* [DIRECTIONS FOR THIS TASK]: Report every line below that holds the word "content".
::: AVAILABLE DATA
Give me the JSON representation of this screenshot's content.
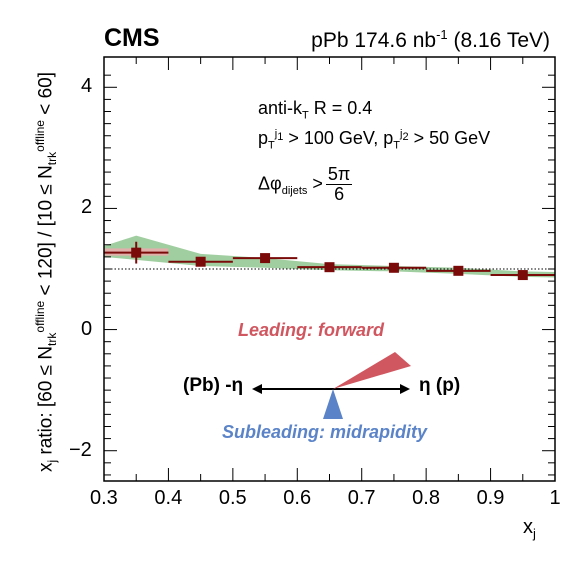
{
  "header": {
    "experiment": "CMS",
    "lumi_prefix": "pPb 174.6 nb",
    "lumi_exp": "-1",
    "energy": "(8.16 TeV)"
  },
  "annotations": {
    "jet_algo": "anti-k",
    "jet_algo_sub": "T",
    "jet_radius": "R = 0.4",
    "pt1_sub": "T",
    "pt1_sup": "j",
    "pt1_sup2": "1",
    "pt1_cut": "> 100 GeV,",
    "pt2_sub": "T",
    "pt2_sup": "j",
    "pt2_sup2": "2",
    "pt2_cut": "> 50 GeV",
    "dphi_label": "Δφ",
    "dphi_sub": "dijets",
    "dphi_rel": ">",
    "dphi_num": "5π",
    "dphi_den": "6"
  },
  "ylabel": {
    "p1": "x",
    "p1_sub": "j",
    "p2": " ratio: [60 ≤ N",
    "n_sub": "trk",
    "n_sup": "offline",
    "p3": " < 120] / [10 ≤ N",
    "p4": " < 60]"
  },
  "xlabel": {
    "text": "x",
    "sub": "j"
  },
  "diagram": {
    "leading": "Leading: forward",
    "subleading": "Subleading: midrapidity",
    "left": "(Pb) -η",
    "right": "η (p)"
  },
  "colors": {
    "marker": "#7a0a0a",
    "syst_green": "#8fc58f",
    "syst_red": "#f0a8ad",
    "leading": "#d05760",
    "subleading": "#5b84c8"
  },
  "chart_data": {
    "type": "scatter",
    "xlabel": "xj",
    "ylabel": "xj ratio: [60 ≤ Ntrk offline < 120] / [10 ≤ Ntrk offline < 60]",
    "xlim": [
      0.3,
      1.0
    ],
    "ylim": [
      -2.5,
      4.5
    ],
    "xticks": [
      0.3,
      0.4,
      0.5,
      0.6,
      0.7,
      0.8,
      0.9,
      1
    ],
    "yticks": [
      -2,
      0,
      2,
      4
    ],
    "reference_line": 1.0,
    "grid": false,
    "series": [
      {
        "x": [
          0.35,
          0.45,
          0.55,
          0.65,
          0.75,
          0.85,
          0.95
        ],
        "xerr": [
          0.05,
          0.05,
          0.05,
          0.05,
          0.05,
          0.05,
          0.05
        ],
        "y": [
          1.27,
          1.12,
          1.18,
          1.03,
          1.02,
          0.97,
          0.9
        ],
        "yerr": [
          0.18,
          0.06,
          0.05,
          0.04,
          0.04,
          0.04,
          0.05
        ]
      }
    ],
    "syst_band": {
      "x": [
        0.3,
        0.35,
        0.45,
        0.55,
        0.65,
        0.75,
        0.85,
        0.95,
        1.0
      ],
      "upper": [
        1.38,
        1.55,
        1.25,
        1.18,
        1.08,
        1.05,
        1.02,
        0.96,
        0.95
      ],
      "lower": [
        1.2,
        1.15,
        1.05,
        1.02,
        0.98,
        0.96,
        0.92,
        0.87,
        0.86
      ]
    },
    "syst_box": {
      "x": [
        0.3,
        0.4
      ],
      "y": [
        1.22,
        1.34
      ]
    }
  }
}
::::::
::: AVAILABLE DATA
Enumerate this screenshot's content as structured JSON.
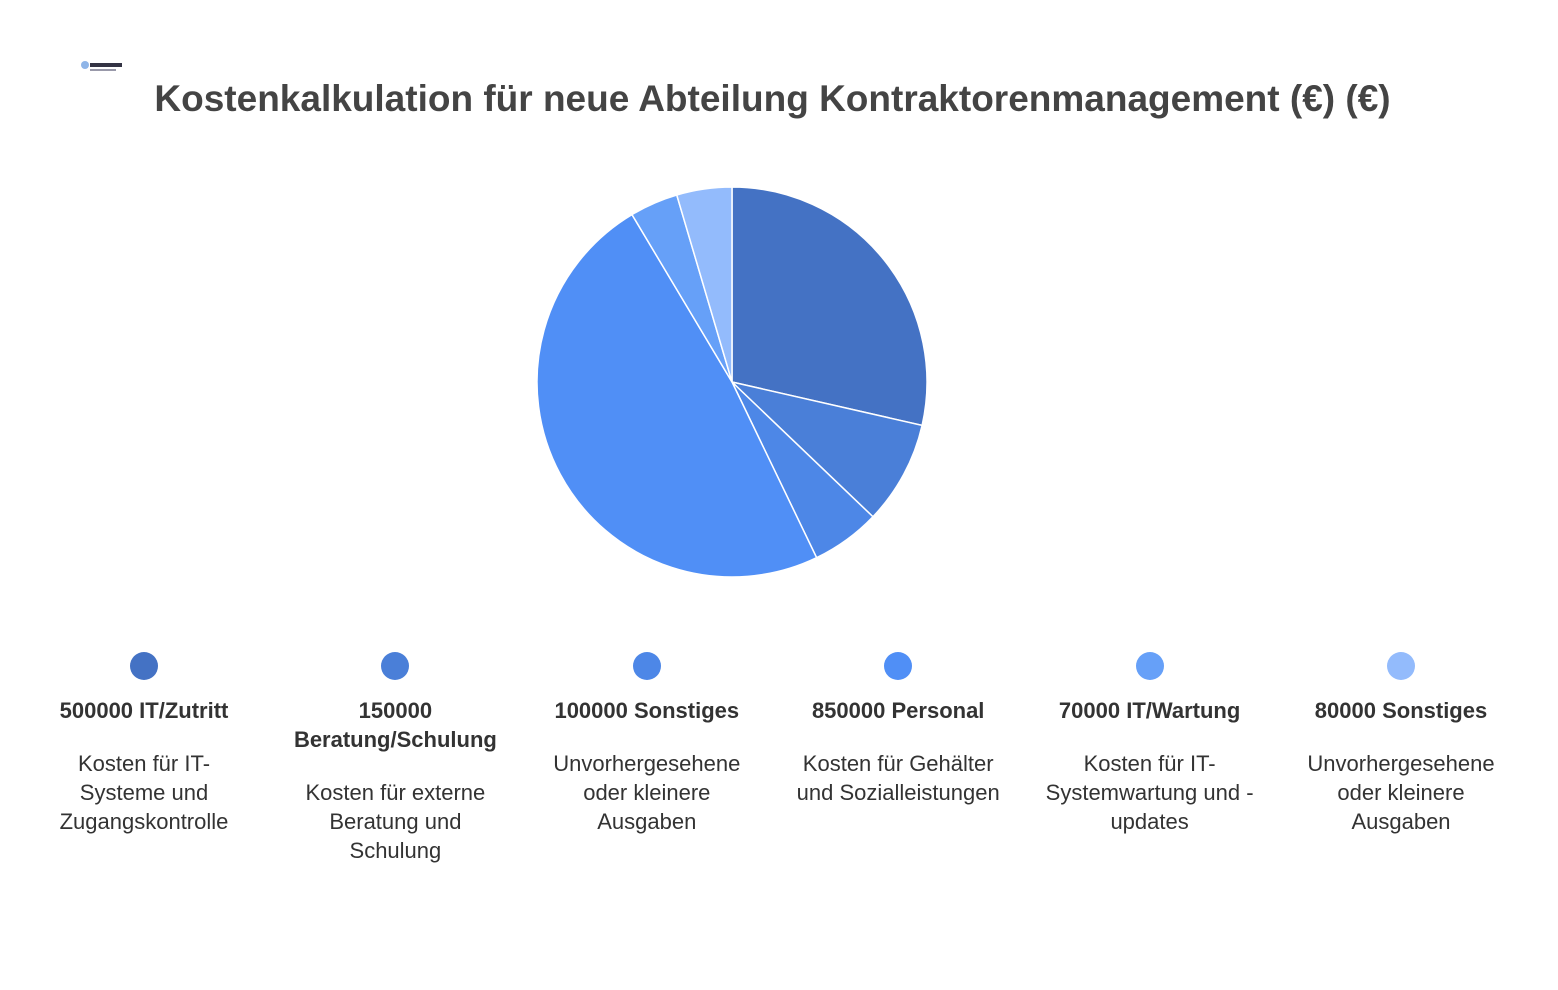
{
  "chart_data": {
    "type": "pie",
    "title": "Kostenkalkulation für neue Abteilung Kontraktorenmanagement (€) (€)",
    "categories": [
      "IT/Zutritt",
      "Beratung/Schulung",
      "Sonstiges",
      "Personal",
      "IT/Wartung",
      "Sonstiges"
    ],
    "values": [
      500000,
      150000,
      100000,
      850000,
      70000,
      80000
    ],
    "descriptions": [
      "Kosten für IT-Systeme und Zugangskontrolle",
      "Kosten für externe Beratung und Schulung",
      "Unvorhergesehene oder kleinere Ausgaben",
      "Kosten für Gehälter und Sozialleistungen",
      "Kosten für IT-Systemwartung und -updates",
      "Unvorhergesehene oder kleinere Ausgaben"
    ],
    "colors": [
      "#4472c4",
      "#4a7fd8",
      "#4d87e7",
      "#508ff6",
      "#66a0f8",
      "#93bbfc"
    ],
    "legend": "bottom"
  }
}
::::::
* [CORRECT ANSWER]:
Give me the JSON representation of this screenshot's content.
Enumerate this screenshot's content as structured JSON.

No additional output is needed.